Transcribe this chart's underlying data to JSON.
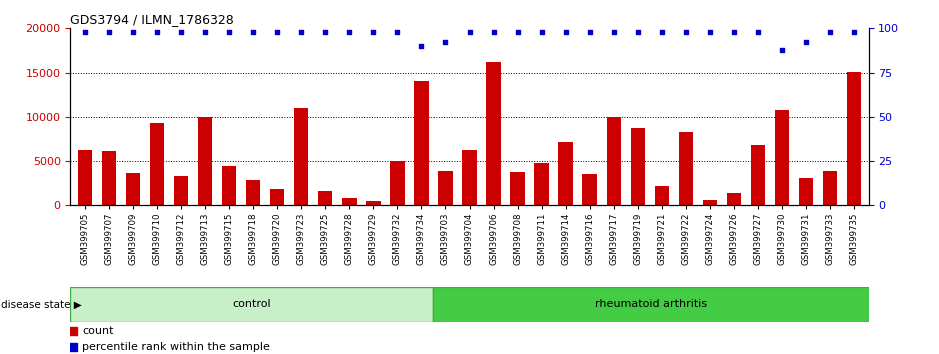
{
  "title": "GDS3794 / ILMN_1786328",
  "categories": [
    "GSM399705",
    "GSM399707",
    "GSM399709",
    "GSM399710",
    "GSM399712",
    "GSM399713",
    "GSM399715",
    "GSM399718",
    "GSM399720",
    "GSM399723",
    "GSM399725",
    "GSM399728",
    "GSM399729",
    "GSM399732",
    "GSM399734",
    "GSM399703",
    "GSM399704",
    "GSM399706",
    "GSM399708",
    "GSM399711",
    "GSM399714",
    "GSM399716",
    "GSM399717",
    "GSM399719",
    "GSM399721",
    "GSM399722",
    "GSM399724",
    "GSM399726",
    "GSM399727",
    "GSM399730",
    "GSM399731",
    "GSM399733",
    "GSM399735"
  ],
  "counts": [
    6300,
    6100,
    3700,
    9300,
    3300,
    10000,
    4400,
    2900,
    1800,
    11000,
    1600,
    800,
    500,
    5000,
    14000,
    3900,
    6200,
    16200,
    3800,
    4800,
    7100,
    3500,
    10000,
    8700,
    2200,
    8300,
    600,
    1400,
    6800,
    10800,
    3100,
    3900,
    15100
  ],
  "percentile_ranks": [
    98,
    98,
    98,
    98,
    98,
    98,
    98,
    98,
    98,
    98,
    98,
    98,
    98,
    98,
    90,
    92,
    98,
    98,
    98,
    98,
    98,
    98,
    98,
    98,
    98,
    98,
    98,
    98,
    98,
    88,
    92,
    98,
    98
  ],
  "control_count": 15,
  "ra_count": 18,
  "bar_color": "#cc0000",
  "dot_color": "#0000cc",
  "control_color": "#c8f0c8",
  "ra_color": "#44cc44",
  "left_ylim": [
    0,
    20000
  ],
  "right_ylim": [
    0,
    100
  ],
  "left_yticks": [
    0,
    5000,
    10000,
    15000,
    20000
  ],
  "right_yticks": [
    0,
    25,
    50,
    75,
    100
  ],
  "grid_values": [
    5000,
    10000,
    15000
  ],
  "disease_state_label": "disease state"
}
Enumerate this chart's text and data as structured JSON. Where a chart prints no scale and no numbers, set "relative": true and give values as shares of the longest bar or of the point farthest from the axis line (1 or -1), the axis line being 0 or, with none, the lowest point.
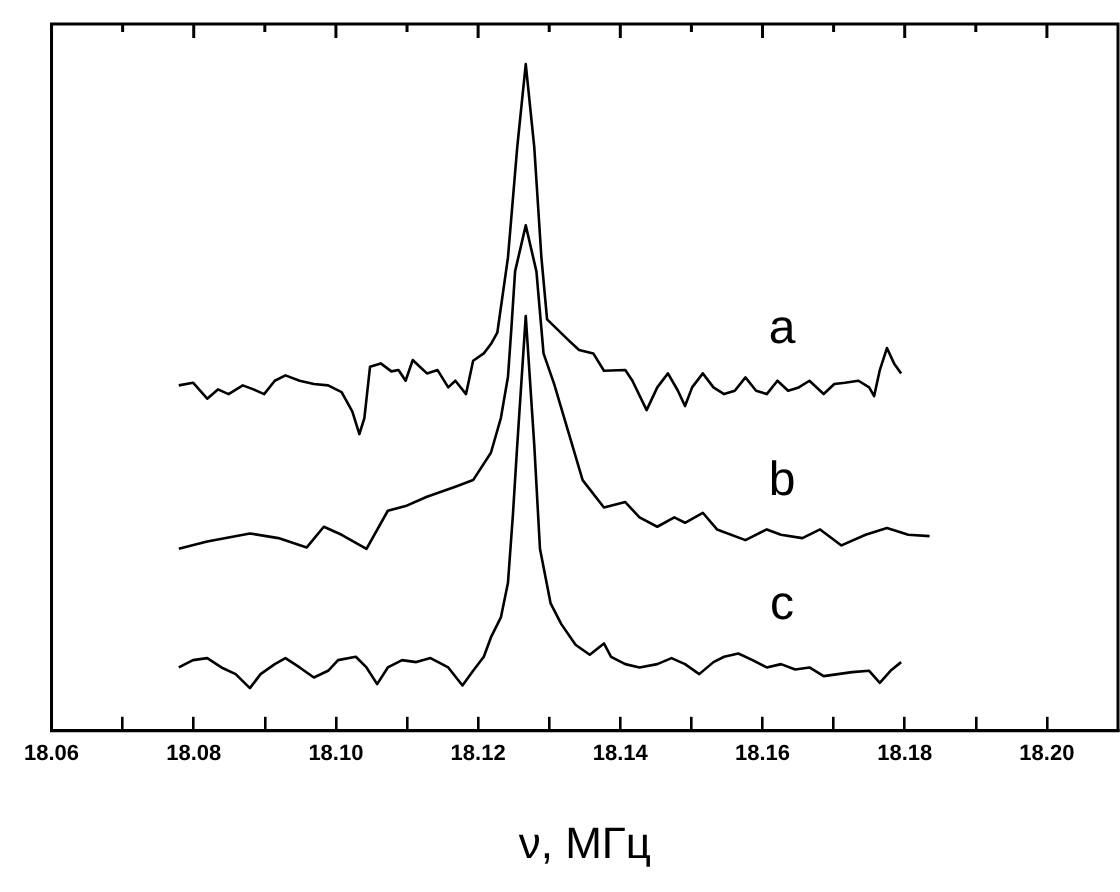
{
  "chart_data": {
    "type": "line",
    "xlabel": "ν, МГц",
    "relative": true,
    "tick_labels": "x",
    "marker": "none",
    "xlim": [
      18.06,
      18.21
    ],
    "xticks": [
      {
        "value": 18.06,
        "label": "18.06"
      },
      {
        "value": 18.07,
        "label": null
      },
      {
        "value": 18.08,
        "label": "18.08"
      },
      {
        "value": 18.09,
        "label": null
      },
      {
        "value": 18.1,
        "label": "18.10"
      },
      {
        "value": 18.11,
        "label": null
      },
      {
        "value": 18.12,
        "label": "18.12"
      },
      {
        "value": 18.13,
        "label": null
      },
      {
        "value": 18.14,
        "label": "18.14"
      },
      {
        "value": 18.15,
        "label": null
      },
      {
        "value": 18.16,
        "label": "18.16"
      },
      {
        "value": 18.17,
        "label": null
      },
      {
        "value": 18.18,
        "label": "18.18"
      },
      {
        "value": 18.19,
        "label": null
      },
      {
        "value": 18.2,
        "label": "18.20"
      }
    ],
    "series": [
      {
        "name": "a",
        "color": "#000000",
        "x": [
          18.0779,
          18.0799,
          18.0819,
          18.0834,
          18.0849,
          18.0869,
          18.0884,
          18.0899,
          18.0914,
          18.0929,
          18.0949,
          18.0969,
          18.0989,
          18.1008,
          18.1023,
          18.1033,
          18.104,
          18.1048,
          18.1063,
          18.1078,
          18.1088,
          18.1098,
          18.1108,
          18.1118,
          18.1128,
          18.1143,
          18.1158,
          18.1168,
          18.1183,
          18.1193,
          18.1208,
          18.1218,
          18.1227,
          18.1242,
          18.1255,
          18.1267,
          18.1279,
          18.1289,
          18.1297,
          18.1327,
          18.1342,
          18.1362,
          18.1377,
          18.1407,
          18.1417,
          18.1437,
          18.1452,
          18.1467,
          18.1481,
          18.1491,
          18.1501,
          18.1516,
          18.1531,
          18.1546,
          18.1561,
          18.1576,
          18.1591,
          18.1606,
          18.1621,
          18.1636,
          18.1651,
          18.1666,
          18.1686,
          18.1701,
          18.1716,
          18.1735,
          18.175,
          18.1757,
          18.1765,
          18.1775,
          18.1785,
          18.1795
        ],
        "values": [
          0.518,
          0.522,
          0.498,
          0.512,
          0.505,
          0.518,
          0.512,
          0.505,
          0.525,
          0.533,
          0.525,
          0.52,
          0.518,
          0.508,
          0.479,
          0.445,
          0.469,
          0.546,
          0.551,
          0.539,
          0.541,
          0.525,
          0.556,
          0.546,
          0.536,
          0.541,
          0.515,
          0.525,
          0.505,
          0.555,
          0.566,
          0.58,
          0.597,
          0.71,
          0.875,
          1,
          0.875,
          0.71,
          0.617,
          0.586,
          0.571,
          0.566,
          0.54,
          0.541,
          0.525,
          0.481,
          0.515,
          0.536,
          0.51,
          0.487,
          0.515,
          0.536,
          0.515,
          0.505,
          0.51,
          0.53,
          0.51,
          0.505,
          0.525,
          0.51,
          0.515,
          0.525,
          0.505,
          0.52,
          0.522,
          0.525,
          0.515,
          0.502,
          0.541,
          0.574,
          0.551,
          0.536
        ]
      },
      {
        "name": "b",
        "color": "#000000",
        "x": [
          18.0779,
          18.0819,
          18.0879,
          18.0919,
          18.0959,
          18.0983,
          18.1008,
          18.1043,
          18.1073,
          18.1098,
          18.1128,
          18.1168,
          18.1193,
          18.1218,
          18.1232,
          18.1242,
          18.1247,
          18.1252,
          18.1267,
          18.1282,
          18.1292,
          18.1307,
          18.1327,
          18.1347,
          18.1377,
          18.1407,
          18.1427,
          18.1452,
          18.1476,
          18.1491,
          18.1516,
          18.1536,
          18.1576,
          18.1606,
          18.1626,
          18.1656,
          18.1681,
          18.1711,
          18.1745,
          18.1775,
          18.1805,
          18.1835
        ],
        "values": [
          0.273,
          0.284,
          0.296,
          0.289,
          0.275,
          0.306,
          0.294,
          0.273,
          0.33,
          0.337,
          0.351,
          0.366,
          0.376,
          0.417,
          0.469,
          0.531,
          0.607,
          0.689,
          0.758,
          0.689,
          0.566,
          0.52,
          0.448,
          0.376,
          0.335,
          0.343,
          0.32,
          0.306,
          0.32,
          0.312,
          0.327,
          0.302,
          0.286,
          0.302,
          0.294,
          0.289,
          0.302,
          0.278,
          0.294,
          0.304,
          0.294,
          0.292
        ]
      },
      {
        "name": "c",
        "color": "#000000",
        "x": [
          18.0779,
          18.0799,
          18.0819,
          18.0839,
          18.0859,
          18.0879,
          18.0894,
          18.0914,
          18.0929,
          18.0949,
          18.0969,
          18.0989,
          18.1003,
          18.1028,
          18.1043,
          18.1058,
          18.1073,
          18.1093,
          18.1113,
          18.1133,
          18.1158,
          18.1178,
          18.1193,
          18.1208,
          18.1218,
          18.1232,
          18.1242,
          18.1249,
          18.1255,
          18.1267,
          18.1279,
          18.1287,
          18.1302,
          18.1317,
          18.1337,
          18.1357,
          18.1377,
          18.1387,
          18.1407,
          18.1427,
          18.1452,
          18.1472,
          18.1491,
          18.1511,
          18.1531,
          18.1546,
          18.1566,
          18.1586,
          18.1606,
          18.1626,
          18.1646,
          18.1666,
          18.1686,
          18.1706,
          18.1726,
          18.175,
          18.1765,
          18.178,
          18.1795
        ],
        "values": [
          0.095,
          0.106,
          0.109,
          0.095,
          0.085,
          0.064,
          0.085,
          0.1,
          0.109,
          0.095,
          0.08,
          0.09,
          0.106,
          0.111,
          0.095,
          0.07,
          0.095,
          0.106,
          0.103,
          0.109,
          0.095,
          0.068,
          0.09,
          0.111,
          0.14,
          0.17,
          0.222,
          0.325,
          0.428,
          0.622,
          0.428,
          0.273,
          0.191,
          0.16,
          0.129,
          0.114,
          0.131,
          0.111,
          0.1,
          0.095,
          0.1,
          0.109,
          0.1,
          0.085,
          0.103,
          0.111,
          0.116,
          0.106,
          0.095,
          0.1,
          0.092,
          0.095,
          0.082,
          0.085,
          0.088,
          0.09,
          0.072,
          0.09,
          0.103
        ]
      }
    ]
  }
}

» **EXERCISE INSTRUCTIONS**: In the listing, find every line containing the word "relative" and list it.

» **ANSWER TO THIS EXERCISE**:
Enumerate this chart's text and data as structured JSON. Where a chart prints no scale and no numbers, set "relative": true and give values as shares of the longest bar or of the point farthest from the axis line (1 or -1), the axis line being 0 or, with none, the lowest point.
    "relative": true,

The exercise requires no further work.